* Stated goal *
All the data must come back unchanged, except that pictures are left out.

* Part of a data file *

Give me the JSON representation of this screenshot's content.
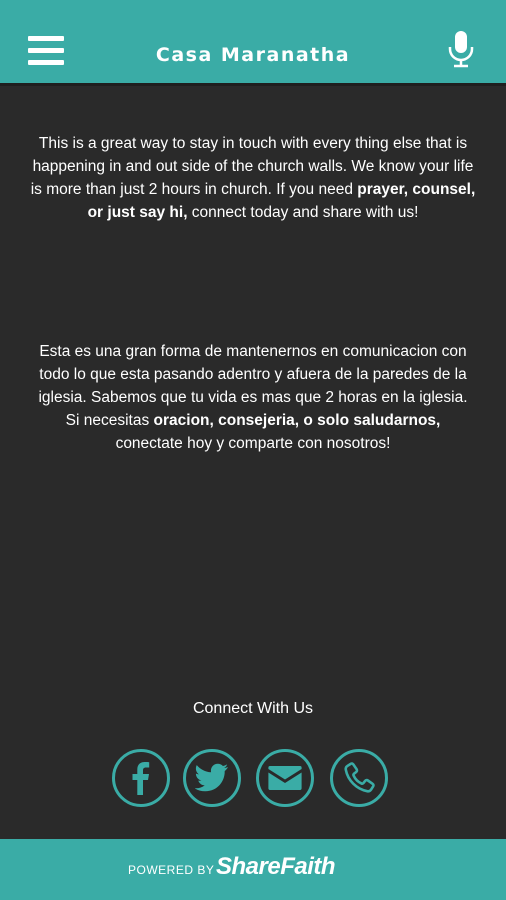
{
  "header": {
    "title": "Casa Maranatha",
    "menu_icon": "hamburger-menu-icon",
    "mic_icon": "microphone-icon"
  },
  "main": {
    "english": {
      "part1": "This is a great way to stay in touch with every thing else that is happening in and out side of the church walls. We know your life is more than just 2 hours in church. If you need ",
      "bold": "prayer, counsel, or just say hi,",
      "part2": " connect today and share with us!"
    },
    "spanish": {
      "part1": "Esta es una gran forma de mantenernos en comunicacion con todo lo que esta pasando adentro y afuera de la paredes de la iglesia. Sabemos que tu vida es mas que 2 horas en la iglesia.  Si necesitas ",
      "bold": "oracion, consejeria, o solo saludarnos,",
      "part2": " conectate hoy y comparte con nosotros!"
    },
    "connect_label": "Connect With Us",
    "social_icons": [
      "facebook-icon",
      "twitter-icon",
      "email-icon",
      "phone-icon"
    ]
  },
  "footer": {
    "powered_by": "POWERED BY",
    "brand": "ShareFaith"
  },
  "colors": {
    "accent": "#3aaca6",
    "background": "#2a2a2a",
    "text": "#ffffff"
  }
}
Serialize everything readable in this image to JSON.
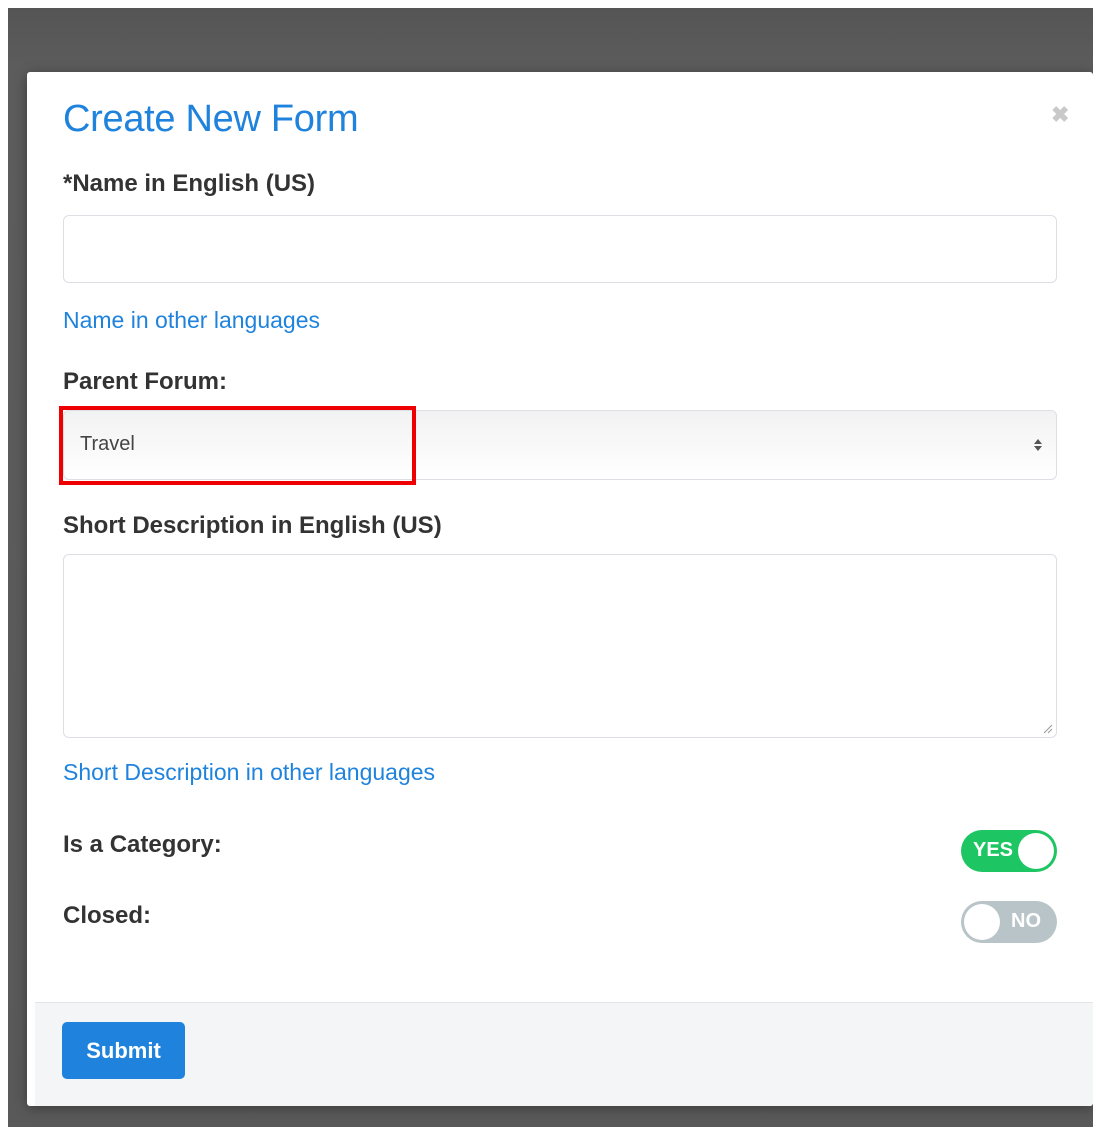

* Final result *
Give me the JSON representation of this screenshot's content.
{
  "header": {
    "title": "Casa Maranatha",
    "menu_icon": "hamburger-menu-icon",
    "mic_icon": "microphone-icon"
  },
  "main": {
    "english": {
      "part1": "This is a great way to stay in touch with every thing else that is happening in and out side of the church walls. We know your life is more than just 2 hours in church. If you need ",
      "bold": "prayer, counsel, or just say hi,",
      "part2": " connect today and share with us!"
    },
    "spanish": {
      "part1": "Esta es una gran forma de mantenernos en comunicacion con todo lo que esta pasando adentro y afuera de la paredes de la iglesia. Sabemos que tu vida es mas que 2 horas en la iglesia.  Si necesitas ",
      "bold": "oracion, consejeria, o solo saludarnos,",
      "part2": " conectate hoy y comparte con nosotros!"
    },
    "connect_label": "Connect With Us",
    "social_icons": [
      "facebook-icon",
      "twitter-icon",
      "email-icon",
      "phone-icon"
    ]
  },
  "footer": {
    "powered_by": "POWERED BY",
    "brand": "ShareFaith"
  },
  "colors": {
    "accent": "#3aaca6",
    "background": "#2a2a2a",
    "text": "#ffffff"
  }
}
Serialize everything readable in this image to JSON.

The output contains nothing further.